BEGIN

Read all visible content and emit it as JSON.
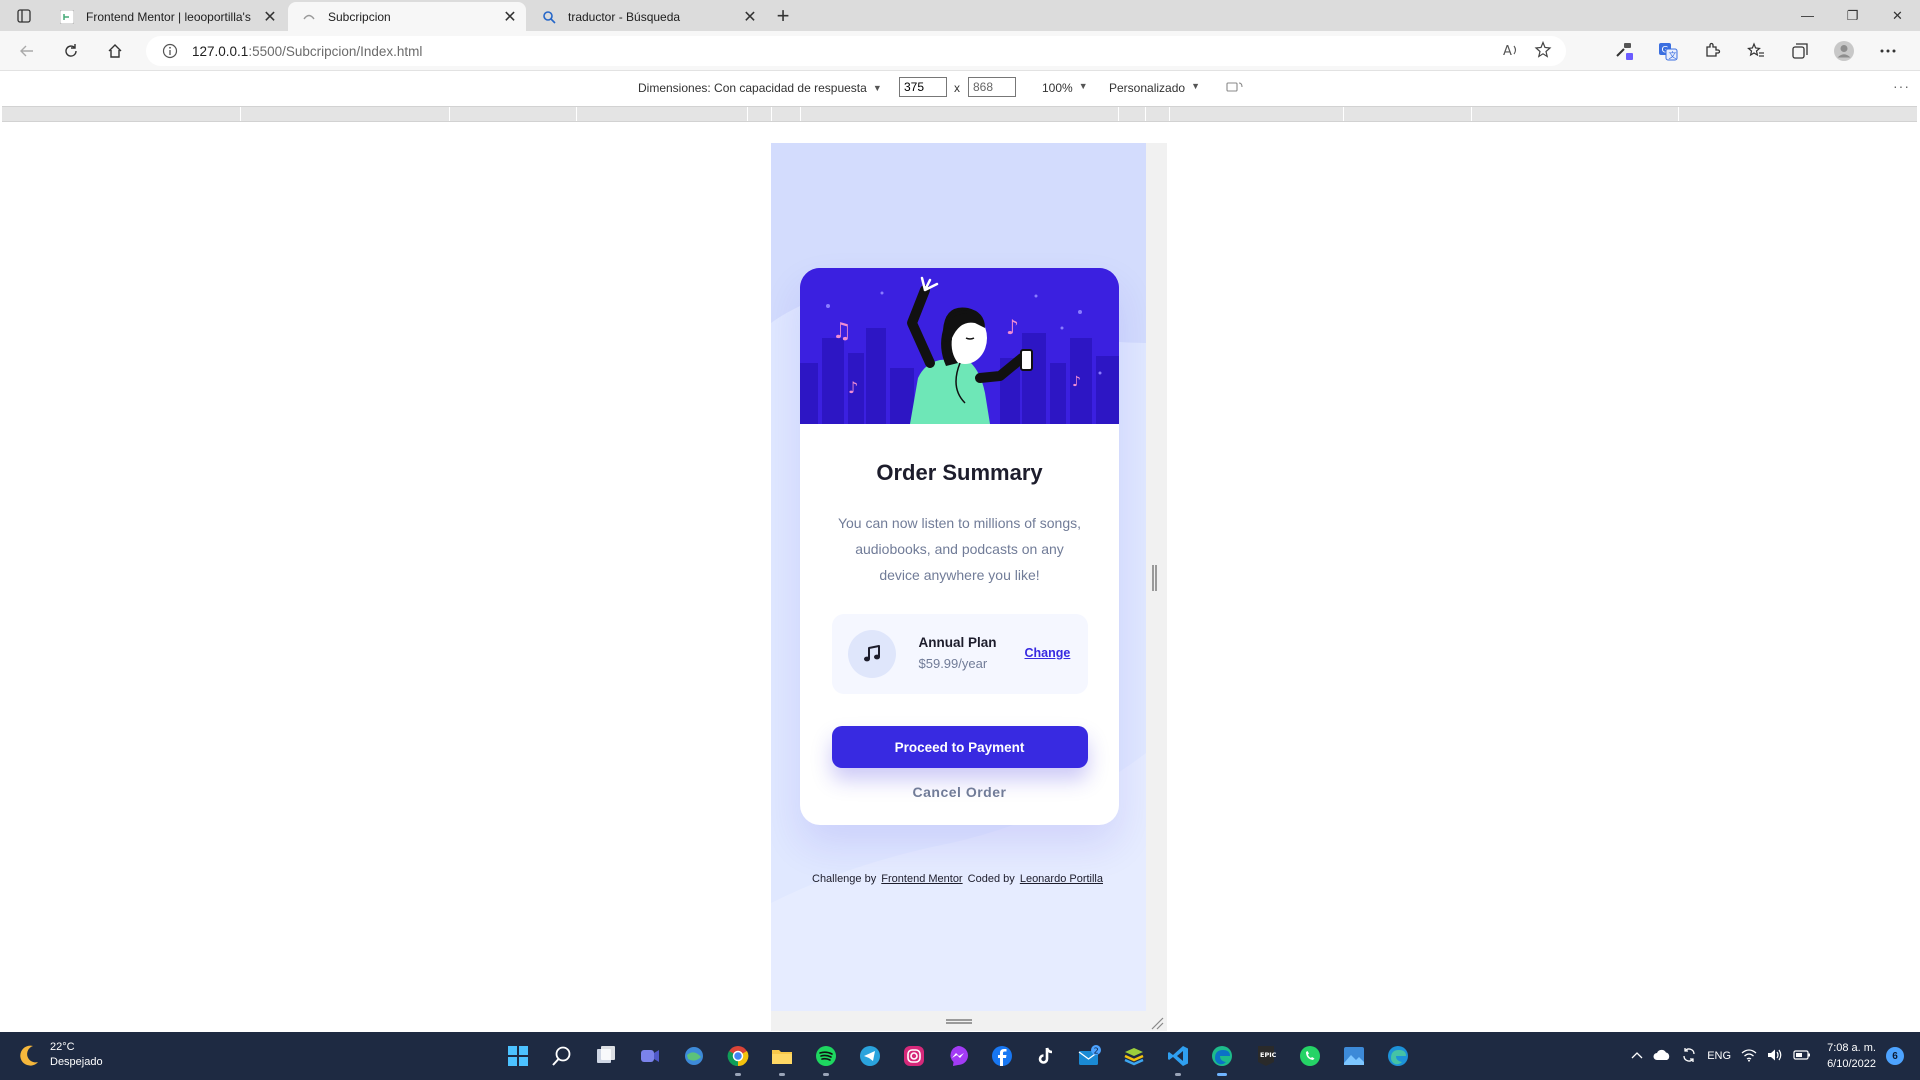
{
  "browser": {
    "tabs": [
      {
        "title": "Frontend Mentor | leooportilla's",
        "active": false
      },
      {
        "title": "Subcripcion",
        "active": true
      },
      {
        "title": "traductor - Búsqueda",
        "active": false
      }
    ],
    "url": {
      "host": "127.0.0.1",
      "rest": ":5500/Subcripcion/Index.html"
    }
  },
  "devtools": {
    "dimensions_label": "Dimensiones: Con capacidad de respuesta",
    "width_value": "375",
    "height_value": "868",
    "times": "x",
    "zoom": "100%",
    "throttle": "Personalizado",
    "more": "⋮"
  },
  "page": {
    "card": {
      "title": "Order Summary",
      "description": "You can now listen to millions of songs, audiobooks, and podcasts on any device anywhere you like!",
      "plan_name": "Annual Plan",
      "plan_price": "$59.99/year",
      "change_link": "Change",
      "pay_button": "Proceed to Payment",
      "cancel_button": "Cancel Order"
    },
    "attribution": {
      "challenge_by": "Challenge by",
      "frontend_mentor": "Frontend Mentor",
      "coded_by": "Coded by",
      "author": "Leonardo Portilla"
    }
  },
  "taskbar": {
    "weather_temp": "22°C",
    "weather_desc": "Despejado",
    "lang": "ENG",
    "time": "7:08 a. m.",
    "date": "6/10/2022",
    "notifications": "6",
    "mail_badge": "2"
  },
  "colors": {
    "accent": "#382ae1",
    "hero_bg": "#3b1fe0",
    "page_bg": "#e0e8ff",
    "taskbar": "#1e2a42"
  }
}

END
BEGIN

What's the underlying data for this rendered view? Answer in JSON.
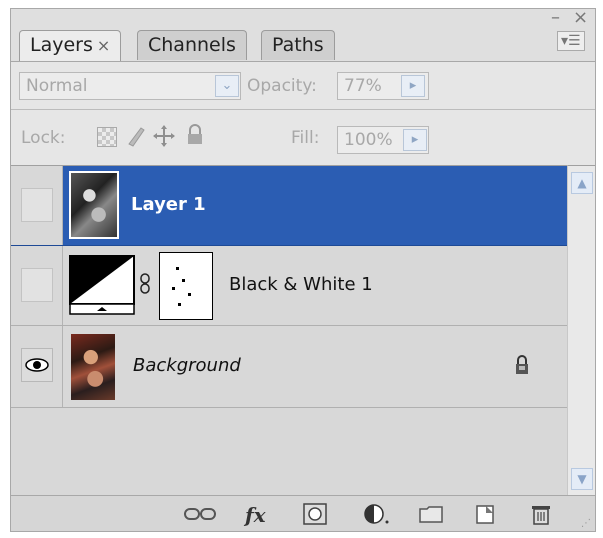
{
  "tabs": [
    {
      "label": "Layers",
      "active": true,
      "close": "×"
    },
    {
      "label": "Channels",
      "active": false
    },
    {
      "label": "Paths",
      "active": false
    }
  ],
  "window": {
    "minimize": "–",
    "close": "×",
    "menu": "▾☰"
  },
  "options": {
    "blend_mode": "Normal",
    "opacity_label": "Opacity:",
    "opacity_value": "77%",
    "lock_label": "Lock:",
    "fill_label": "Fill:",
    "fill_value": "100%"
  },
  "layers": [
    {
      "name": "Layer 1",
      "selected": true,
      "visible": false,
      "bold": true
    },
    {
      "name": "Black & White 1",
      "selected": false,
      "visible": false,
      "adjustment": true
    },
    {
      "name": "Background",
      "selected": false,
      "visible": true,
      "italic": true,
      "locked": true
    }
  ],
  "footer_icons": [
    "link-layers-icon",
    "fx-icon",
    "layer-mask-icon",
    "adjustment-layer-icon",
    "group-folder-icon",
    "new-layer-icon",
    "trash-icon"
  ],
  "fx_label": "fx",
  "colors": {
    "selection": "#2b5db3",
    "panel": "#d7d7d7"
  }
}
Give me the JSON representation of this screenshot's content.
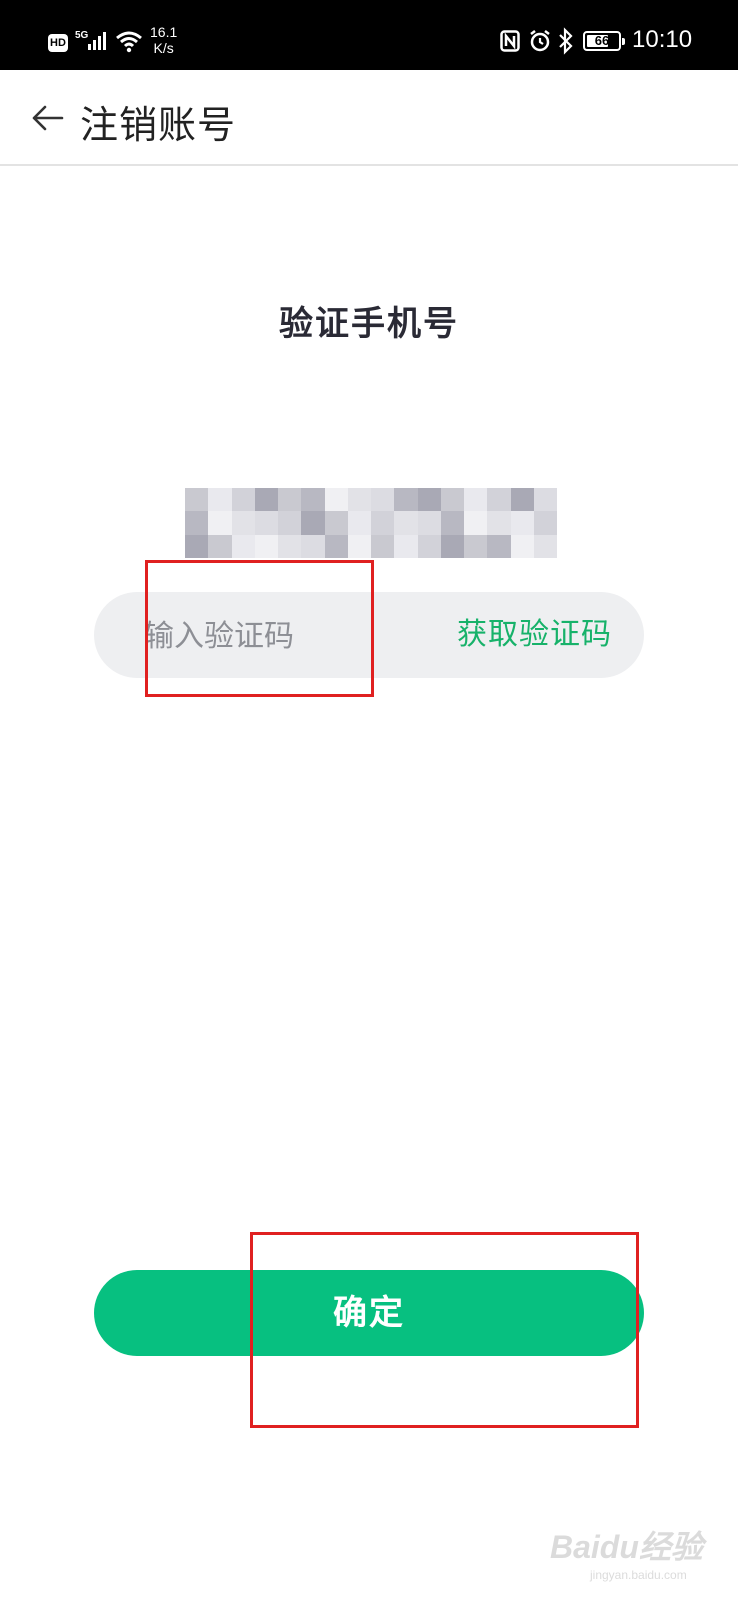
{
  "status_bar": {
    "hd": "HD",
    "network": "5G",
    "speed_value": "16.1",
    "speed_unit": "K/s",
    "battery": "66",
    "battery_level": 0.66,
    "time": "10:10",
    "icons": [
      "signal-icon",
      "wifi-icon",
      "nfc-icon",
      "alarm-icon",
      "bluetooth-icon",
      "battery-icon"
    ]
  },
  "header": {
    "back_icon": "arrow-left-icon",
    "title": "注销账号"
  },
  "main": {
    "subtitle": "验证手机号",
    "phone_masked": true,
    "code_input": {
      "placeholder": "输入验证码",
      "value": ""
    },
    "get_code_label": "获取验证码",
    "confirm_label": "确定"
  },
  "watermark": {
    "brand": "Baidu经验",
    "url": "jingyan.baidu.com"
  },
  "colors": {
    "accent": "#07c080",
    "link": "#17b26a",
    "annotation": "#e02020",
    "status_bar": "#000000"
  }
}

END

◆ INSTRUCTION ◆
Gather up, from the records above, each line where the word "visible" appears.

◆ COMPLETED TASK ◆
Read all visible content and emit it as JSON.
      "visible": false,
      "visible": false,
      "visible": true,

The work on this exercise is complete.